GIVEN EXERCISE: Drop every picture and give the entries back exactly.

DATA FOR THIS TASK:
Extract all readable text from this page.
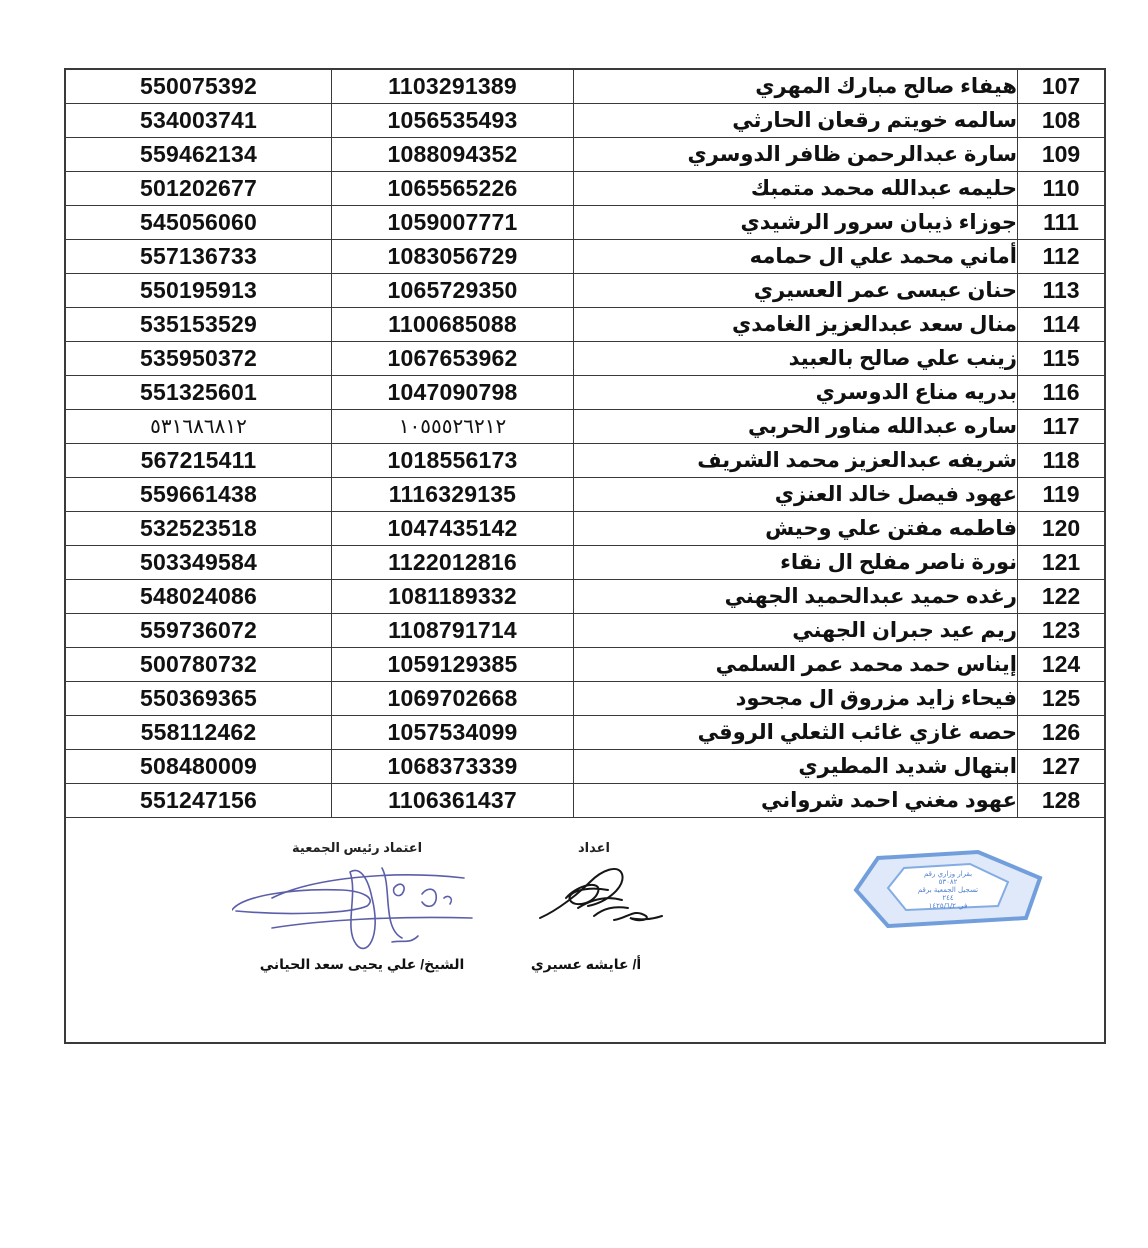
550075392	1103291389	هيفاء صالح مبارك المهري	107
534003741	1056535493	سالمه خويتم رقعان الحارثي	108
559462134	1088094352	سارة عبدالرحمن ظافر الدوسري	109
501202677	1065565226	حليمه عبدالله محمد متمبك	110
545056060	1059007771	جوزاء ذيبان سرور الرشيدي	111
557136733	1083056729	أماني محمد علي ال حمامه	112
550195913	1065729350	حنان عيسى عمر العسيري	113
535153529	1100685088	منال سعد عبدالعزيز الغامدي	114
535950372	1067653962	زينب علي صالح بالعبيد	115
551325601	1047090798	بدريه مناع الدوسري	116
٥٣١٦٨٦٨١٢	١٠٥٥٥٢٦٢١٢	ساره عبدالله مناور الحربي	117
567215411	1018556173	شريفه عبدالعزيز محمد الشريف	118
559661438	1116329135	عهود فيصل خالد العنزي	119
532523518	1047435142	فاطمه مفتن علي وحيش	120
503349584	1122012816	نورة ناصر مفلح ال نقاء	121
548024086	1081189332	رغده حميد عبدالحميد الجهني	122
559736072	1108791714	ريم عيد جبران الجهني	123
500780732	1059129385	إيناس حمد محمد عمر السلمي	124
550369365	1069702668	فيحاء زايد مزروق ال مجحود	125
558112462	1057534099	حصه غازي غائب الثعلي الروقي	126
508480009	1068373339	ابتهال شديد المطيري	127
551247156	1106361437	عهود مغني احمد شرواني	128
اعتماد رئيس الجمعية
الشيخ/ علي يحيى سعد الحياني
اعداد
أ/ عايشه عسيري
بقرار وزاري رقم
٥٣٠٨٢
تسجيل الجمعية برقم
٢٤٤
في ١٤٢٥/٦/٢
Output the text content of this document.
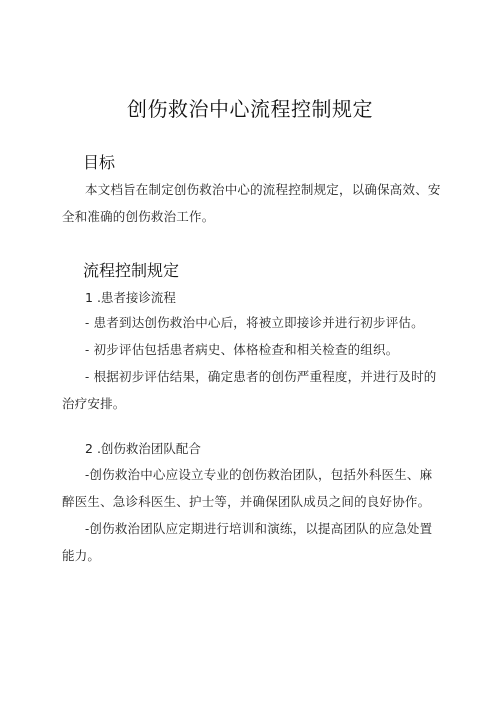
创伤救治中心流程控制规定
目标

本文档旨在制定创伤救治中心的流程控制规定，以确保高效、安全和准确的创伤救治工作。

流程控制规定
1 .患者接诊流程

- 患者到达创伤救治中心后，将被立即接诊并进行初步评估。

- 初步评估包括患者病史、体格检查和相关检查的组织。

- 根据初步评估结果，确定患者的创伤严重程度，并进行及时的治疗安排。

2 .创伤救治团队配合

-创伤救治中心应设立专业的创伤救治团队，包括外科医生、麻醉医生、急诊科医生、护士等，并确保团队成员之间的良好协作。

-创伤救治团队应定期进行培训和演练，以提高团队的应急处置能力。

ANSWER TO THIS PROBLEM:
Extract all readable text from this page.
550075392	1103291389	هيفاء صالح مبارك المهري	107
534003741	1056535493	سالمه خويتم رقعان الحارثي	108
559462134	1088094352	سارة عبدالرحمن ظافر الدوسري	109
501202677	1065565226	حليمه عبدالله محمد متمبك	110
545056060	1059007771	جوزاء ذيبان سرور الرشيدي	111
557136733	1083056729	أماني محمد علي ال حمامه	112
550195913	1065729350	حنان عيسى عمر العسيري	113
535153529	1100685088	منال سعد عبدالعزيز الغامدي	114
535950372	1067653962	زينب علي صالح بالعبيد	115
551325601	1047090798	بدريه مناع الدوسري	116
٥٣١٦٨٦٨١٢	١٠٥٥٥٢٦٢١٢	ساره عبدالله مناور الحربي	117
567215411	1018556173	شريفه عبدالعزيز محمد الشريف	118
559661438	1116329135	عهود فيصل خالد العنزي	119
532523518	1047435142	فاطمه مفتن علي وحيش	120
503349584	1122012816	نورة ناصر مفلح ال نقاء	121
548024086	1081189332	رغده حميد عبدالحميد الجهني	122
559736072	1108791714	ريم عيد جبران الجهني	123
500780732	1059129385	إيناس حمد محمد عمر السلمي	124
550369365	1069702668	فيحاء زايد مزروق ال مجحود	125
558112462	1057534099	حصه غازي غائب الثعلي الروقي	126
508480009	1068373339	ابتهال شديد المطيري	127
551247156	1106361437	عهود مغني احمد شرواني	128
اعتماد رئيس الجمعية
الشيخ/ علي يحيى سعد الحياني
اعداد
أ/ عايشه عسيري
بقرار وزاري رقم
٥٣٠٨٢
تسجيل الجمعية برقم
٢٤٤
في ١٤٢٥/٦/٢
Output the text content of this document.
创伤救治中心流程控制规定
目标

本文档旨在制定创伤救治中心的流程控制规定，以确保高效、安全和准确的创伤救治工作。

流程控制规定
1 .患者接诊流程

- 患者到达创伤救治中心后，将被立即接诊并进行初步评估。

- 初步评估包括患者病史、体格检查和相关检查的组织。

- 根据初步评估结果，确定患者的创伤严重程度，并进行及时的治疗安排。

2 .创伤救治团队配合

-创伤救治中心应设立专业的创伤救治团队，包括外科医生、麻醉医生、急诊科医生、护士等，并确保团队成员之间的良好协作。

-创伤救治团队应定期进行培训和演练，以提高团队的应急处置能力。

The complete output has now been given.